Tujuan Tugas>
Tuliskan ulang kata demi kata bagian mulai dari awal item sampai dengan baris yang memuat "nav-item[interactable]: 图片 [53, 377, 204, 401]", termasuk baris tersebut.

Data Tercatat>
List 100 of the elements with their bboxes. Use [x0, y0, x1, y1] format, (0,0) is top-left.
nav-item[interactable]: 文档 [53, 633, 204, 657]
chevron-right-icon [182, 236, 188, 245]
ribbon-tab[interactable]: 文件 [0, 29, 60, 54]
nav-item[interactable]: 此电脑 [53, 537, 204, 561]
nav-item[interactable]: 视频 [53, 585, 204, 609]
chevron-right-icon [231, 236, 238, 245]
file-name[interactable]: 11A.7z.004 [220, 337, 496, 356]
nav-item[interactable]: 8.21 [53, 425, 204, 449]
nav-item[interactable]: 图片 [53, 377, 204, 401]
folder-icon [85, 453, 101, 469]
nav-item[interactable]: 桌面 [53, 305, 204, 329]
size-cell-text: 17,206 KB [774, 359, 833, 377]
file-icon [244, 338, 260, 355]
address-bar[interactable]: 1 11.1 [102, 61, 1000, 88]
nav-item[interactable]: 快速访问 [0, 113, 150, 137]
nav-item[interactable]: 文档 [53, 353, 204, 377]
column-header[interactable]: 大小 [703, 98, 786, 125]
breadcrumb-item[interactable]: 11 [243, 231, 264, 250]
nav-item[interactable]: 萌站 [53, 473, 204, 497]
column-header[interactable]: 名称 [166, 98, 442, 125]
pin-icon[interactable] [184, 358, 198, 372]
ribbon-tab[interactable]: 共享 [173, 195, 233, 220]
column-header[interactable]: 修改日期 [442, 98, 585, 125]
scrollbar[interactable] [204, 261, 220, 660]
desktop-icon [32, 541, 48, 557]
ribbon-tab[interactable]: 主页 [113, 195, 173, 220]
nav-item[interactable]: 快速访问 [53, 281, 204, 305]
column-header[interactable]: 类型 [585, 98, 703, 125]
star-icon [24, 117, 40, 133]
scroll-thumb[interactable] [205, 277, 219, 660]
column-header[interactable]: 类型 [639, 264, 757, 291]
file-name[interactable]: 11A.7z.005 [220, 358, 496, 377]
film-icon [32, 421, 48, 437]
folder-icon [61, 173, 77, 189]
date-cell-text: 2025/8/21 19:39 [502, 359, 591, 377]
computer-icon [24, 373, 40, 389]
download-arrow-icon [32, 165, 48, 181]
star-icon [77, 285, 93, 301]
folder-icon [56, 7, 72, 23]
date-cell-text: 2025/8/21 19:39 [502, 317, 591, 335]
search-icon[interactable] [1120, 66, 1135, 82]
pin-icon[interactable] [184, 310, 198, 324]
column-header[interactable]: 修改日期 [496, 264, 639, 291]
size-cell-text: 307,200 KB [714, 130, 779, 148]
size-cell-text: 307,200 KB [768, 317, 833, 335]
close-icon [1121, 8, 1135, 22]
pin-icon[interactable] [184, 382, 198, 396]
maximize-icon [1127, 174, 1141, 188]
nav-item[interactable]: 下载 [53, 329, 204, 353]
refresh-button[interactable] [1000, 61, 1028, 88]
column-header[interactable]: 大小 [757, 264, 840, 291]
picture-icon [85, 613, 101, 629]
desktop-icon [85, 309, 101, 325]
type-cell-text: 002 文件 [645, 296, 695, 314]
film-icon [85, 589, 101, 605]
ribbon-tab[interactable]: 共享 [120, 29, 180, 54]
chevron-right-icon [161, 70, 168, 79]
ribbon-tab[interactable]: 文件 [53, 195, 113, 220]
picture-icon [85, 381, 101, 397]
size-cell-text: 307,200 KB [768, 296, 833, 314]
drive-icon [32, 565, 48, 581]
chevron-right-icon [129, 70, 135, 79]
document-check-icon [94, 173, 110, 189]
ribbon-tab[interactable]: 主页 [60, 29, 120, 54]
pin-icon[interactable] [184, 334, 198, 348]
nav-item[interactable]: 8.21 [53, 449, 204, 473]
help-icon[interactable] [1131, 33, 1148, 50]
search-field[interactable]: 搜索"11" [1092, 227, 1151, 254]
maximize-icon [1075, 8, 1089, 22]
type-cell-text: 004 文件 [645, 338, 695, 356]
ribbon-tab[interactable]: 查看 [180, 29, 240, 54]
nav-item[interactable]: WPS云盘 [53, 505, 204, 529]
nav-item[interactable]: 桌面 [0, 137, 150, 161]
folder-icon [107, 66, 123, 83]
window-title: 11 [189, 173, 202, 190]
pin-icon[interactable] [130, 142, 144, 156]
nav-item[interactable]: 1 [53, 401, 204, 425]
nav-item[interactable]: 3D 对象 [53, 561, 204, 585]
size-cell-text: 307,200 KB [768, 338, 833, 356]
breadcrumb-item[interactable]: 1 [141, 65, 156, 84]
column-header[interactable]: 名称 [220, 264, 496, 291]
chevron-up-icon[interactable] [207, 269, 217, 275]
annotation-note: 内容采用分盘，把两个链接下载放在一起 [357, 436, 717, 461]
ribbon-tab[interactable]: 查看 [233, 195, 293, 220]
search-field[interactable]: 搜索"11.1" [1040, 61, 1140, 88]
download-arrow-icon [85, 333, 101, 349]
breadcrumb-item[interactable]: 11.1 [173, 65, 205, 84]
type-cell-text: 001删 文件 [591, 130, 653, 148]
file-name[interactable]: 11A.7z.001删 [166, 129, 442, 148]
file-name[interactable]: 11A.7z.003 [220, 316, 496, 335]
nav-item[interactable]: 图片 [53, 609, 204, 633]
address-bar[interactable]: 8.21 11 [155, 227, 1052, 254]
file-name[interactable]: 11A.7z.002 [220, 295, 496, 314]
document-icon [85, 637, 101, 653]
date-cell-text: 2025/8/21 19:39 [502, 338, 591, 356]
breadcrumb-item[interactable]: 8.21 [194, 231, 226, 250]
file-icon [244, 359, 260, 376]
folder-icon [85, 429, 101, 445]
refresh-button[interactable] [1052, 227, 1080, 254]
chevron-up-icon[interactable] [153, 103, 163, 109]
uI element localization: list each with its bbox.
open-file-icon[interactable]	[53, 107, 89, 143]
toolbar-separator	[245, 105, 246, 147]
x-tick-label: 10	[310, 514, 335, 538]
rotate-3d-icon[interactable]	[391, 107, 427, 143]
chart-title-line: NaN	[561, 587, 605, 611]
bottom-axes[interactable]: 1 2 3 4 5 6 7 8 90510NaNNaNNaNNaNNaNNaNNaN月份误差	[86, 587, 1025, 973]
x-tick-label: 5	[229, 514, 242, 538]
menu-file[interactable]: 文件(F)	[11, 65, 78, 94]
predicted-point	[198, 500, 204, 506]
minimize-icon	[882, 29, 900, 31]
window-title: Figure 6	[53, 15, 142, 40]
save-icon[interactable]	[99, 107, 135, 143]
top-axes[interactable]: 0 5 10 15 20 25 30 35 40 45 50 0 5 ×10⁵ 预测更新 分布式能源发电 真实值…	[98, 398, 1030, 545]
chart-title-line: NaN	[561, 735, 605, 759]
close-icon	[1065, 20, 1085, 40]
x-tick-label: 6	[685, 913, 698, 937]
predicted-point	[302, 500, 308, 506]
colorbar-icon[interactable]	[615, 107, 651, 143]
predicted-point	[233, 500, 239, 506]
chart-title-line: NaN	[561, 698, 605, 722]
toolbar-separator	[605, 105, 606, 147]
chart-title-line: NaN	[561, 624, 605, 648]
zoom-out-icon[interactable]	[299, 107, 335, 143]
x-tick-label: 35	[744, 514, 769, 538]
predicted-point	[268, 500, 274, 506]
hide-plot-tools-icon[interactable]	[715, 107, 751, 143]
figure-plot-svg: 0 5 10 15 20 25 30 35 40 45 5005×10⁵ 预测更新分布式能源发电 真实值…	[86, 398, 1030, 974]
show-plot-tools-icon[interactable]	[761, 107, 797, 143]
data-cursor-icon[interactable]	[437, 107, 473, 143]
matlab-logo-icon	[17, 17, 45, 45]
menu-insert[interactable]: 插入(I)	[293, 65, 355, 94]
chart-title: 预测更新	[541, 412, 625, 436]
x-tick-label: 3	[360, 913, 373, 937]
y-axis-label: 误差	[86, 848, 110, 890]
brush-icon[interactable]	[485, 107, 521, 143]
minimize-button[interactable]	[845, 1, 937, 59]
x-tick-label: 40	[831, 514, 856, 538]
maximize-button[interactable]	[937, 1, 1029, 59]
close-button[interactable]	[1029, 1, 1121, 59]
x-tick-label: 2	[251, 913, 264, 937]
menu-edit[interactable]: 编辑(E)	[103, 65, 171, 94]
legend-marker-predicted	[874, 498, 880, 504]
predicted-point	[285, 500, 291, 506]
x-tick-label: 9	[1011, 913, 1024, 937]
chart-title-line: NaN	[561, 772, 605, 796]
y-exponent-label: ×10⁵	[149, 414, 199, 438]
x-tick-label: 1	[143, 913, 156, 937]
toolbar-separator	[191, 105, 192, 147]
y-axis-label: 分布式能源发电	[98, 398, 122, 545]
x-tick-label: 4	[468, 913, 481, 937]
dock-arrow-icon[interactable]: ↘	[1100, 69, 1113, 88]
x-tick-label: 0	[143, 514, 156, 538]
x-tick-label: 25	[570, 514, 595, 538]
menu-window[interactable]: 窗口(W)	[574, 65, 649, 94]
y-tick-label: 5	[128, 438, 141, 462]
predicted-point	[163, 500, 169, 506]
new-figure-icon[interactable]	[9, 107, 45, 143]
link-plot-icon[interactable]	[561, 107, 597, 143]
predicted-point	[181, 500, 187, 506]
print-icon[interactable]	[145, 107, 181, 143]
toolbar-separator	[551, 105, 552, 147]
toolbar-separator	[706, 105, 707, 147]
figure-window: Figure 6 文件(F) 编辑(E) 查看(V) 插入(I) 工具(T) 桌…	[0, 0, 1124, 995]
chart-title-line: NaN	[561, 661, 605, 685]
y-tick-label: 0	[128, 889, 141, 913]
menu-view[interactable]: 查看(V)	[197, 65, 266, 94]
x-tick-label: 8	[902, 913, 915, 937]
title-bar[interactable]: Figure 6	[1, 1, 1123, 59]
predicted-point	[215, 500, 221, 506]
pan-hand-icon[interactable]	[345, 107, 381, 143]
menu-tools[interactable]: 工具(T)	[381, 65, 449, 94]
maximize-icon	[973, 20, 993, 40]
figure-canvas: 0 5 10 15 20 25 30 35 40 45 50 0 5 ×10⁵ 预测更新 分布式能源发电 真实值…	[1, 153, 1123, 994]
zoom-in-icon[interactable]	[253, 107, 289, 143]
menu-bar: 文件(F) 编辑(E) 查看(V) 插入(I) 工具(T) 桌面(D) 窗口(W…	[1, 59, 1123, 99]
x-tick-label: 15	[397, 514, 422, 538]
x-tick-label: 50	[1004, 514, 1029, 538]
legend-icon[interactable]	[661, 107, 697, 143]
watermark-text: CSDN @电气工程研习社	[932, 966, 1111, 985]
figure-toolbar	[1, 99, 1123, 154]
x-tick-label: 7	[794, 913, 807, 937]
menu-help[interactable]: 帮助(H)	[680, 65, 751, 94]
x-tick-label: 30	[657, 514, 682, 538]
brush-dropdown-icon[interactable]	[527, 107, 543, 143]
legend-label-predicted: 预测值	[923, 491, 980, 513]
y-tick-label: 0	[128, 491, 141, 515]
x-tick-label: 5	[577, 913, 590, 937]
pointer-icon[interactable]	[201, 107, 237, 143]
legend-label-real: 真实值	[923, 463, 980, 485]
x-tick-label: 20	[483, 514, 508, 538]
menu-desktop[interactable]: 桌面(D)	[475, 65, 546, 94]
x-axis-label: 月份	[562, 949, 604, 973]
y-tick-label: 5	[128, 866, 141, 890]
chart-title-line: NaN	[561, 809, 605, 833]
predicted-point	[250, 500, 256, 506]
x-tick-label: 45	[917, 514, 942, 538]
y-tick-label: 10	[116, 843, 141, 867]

Jawaban Latihan>
List 100 of the elements with their bboxes. Use [x0, y0, x1, y1] format, (0,0) is top-left.
nav-item[interactable]: 文档 [53, 633, 204, 657]
chevron-right-icon [182, 236, 188, 245]
ribbon-tab[interactable]: 文件 [0, 29, 60, 54]
nav-item[interactable]: 此电脑 [53, 537, 204, 561]
nav-item[interactable]: 视频 [53, 585, 204, 609]
chevron-right-icon [231, 236, 238, 245]
file-name[interactable]: 11A.7z.004 [220, 337, 496, 356]
nav-item[interactable]: 8.21 [53, 425, 204, 449]
nav-item[interactable]: 图片 [53, 377, 204, 401]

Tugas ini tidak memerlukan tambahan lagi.